◆ Exercise aim:
Please output the lines shown below exactly as they appear.

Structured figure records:
--

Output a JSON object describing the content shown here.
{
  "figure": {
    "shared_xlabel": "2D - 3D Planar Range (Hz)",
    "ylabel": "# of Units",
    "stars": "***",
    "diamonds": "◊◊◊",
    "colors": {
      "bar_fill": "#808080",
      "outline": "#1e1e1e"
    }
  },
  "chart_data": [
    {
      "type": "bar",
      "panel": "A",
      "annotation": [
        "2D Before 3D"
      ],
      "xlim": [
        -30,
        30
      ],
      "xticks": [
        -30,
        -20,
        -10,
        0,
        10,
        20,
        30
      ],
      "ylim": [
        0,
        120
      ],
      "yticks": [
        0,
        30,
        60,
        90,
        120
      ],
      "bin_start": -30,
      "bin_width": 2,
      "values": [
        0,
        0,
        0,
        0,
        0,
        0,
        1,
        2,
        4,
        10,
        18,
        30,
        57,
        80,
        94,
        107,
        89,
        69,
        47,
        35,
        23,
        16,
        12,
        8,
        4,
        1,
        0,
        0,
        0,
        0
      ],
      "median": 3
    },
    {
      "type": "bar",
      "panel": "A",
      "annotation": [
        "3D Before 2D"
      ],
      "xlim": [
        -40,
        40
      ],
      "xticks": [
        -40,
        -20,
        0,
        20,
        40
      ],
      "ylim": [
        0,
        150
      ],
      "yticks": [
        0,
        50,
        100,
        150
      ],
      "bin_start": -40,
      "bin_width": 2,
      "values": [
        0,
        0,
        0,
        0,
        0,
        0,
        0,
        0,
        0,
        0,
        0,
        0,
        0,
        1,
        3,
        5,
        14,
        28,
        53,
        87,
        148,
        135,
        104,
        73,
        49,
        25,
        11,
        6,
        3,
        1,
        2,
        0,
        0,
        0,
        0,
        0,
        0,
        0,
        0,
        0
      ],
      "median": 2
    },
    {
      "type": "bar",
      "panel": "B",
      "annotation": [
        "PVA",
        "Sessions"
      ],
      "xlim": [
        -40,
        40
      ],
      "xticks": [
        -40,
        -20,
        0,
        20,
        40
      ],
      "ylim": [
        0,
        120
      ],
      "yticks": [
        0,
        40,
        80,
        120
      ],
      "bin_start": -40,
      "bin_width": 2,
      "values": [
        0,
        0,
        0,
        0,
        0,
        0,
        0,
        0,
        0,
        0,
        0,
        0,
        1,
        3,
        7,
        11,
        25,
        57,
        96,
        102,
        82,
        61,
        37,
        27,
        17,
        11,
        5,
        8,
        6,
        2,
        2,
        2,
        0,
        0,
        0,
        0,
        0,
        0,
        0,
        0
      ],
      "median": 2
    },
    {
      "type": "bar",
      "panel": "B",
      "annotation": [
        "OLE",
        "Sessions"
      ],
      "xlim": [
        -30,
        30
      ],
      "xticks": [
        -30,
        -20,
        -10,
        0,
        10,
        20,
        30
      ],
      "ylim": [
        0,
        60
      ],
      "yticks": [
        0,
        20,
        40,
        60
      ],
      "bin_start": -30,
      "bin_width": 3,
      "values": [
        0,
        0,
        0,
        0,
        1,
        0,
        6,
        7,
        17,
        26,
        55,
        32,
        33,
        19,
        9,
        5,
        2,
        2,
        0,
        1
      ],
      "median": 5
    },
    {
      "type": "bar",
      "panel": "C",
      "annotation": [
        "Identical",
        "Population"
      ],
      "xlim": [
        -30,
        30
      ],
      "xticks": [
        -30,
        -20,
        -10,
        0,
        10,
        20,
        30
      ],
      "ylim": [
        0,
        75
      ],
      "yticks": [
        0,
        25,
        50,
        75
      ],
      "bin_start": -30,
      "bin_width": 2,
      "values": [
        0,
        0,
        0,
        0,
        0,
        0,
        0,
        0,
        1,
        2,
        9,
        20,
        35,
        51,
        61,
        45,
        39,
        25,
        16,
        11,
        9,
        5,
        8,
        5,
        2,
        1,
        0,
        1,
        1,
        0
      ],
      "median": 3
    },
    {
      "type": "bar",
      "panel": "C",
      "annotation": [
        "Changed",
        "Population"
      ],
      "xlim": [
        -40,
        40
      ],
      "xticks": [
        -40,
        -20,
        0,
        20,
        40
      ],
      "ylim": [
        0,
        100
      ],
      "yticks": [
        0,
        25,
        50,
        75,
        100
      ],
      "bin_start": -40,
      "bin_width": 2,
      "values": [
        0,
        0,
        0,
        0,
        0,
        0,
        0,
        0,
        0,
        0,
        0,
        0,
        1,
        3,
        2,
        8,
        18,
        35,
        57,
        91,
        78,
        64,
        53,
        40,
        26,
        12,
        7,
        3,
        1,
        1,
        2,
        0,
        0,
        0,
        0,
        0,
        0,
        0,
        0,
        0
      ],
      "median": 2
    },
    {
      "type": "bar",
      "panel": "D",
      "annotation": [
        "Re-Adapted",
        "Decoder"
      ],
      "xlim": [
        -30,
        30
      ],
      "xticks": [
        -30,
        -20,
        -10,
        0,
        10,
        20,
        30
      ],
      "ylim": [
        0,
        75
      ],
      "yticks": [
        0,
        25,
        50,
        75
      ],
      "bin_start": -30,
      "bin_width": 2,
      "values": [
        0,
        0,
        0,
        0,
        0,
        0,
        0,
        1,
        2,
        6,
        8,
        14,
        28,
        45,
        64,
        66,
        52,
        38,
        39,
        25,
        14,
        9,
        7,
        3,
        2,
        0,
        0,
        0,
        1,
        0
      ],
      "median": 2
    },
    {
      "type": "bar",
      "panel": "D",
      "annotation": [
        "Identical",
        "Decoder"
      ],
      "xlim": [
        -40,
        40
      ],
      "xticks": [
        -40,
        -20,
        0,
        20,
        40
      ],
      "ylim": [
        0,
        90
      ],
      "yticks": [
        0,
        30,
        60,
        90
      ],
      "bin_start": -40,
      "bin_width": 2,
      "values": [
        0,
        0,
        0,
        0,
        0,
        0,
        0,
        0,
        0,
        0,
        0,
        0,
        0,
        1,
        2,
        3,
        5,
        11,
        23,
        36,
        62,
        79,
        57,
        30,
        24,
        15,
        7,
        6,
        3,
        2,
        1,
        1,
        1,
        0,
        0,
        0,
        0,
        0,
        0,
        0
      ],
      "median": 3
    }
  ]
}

--

◆ Written response:
Output a JSON object describing the content shown here.
{
  "figure": {
    "shared_xlabel": "2D - 3D Planar Range (Hz)",
    "ylabel": "# of Units",
    "stars": "***",
    "diamonds": "◊◊◊",
    "colors": {
      "bar_fill": "#808080",
      "outline": "#1e1e1e"
    }
  },
  "chart_data": [
    {
      "type": "bar",
      "panel": "A",
      "annotation": [
        "2D Before 3D"
      ],
      "xlim": [
        -30,
        30
      ],
      "xticks": [
        -30,
        -20,
        -10,
        0,
        10,
        20,
        30
      ],
      "ylim": [
        0,
        120
      ],
      "yticks": [
        0,
        30,
        60,
        90,
        120
      ],
      "bin_start": -30,
      "bin_width": 2,
      "values": [
        0,
        0,
        0,
        0,
        0,
        0,
        1,
        2,
        4,
        10,
        18,
        30,
        57,
        80,
        94,
        107,
        89,
        69,
        47,
        35,
        23,
        16,
        12,
        8,
        4,
        1,
        0,
        0,
        0,
        0
      ],
      "median": 3
    },
    {
      "type": "bar",
      "panel": "A",
      "annotation": [
        "3D Before 2D"
      ],
      "xlim": [
        -40,
        40
      ],
      "xticks": [
        -40,
        -20,
        0,
        20,
        40
      ],
      "ylim": [
        0,
        150
      ],
      "yticks": [
        0,
        50,
        100,
        150
      ],
      "bin_start": -40,
      "bin_width": 2,
      "values": [
        0,
        0,
        0,
        0,
        0,
        0,
        0,
        0,
        0,
        0,
        0,
        0,
        0,
        1,
        3,
        5,
        14,
        28,
        53,
        87,
        148,
        135,
        104,
        73,
        49,
        25,
        11,
        6,
        3,
        1,
        2,
        0,
        0,
        0,
        0,
        0,
        0,
        0,
        0,
        0
      ],
      "median": 2
    },
    {
      "type": "bar",
      "panel": "B",
      "annotation": [
        "PVA",
        "Sessions"
      ],
      "xlim": [
        -40,
        40
      ],
      "xticks": [
        -40,
        -20,
        0,
        20,
        40
      ],
      "ylim": [
        0,
        120
      ],
      "yticks": [
        0,
        40,
        80,
        120
      ],
      "bin_start": -40,
      "bin_width": 2,
      "values": [
        0,
        0,
        0,
        0,
        0,
        0,
        0,
        0,
        0,
        0,
        0,
        0,
        1,
        3,
        7,
        11,
        25,
        57,
        96,
        102,
        82,
        61,
        37,
        27,
        17,
        11,
        5,
        8,
        6,
        2,
        2,
        2,
        0,
        0,
        0,
        0,
        0,
        0,
        0,
        0
      ],
      "median": 2
    },
    {
      "type": "bar",
      "panel": "B",
      "annotation": [
        "OLE",
        "Sessions"
      ],
      "xlim": [
        -30,
        30
      ],
      "xticks": [
        -30,
        -20,
        -10,
        0,
        10,
        20,
        30
      ],
      "ylim": [
        0,
        60
      ],
      "yticks": [
        0,
        20,
        40,
        60
      ],
      "bin_start": -30,
      "bin_width": 3,
      "values": [
        0,
        0,
        0,
        0,
        1,
        0,
        6,
        7,
        17,
        26,
        55,
        32,
        33,
        19,
        9,
        5,
        2,
        2,
        0,
        1
      ],
      "median": 5
    },
    {
      "type": "bar",
      "panel": "C",
      "annotation": [
        "Identical",
        "Population"
      ],
      "xlim": [
        -30,
        30
      ],
      "xticks": [
        -30,
        -20,
        -10,
        0,
        10,
        20,
        30
      ],
      "ylim": [
        0,
        75
      ],
      "yticks": [
        0,
        25,
        50,
        75
      ],
      "bin_start": -30,
      "bin_width": 2,
      "values": [
        0,
        0,
        0,
        0,
        0,
        0,
        0,
        0,
        1,
        2,
        9,
        20,
        35,
        51,
        61,
        45,
        39,
        25,
        16,
        11,
        9,
        5,
        8,
        5,
        2,
        1,
        0,
        1,
        1,
        0
      ],
      "median": 3
    },
    {
      "type": "bar",
      "panel": "C",
      "annotation": [
        "Changed",
        "Population"
      ],
      "xlim": [
        -40,
        40
      ],
      "xticks": [
        -40,
        -20,
        0,
        20,
        40
      ],
      "ylim": [
        0,
        100
      ],
      "yticks": [
        0,
        25,
        50,
        75,
        100
      ],
      "bin_start": -40,
      "bin_width": 2,
      "values": [
        0,
        0,
        0,
        0,
        0,
        0,
        0,
        0,
        0,
        0,
        0,
        0,
        1,
        3,
        2,
        8,
        18,
        35,
        57,
        91,
        78,
        64,
        53,
        40,
        26,
        12,
        7,
        3,
        1,
        1,
        2,
        0,
        0,
        0,
        0,
        0,
        0,
        0,
        0,
        0
      ],
      "median": 2
    },
    {
      "type": "bar",
      "panel": "D",
      "annotation": [
        "Re-Adapted",
        "Decoder"
      ],
      "xlim": [
        -30,
        30
      ],
      "xticks": [
        -30,
        -20,
        -10,
        0,
        10,
        20,
        30
      ],
      "ylim": [
        0,
        75
      ],
      "yticks": [
        0,
        25,
        50,
        75
      ],
      "bin_start": -30,
      "bin_width": 2,
      "values": [
        0,
        0,
        0,
        0,
        0,
        0,
        0,
        1,
        2,
        6,
        8,
        14,
        28,
        45,
        64,
        66,
        52,
        38,
        39,
        25,
        14,
        9,
        7,
        3,
        2,
        0,
        0,
        0,
        1,
        0
      ],
      "median": 2
    },
    {
      "type": "bar",
      "panel": "D",
      "annotation": [
        "Identical",
        "Decoder"
      ],
      "xlim": [
        -40,
        40
      ],
      "xticks": [
        -40,
        -20,
        0,
        20,
        40
      ],
      "ylim": [
        0,
        90
      ],
      "yticks": [
        0,
        30,
        60,
        90
      ],
      "bin_start": -40,
      "bin_width": 2,
      "values": [
        0,
        0,
        0,
        0,
        0,
        0,
        0,
        0,
        0,
        0,
        0,
        0,
        0,
        1,
        2,
        3,
        5,
        11,
        23,
        36,
        62,
        79,
        57,
        30,
        24,
        15,
        7,
        6,
        3,
        2,
        1,
        1,
        1,
        0,
        0,
        0,
        0,
        0,
        0,
        0
      ],
      "median": 3
    }
  ]
}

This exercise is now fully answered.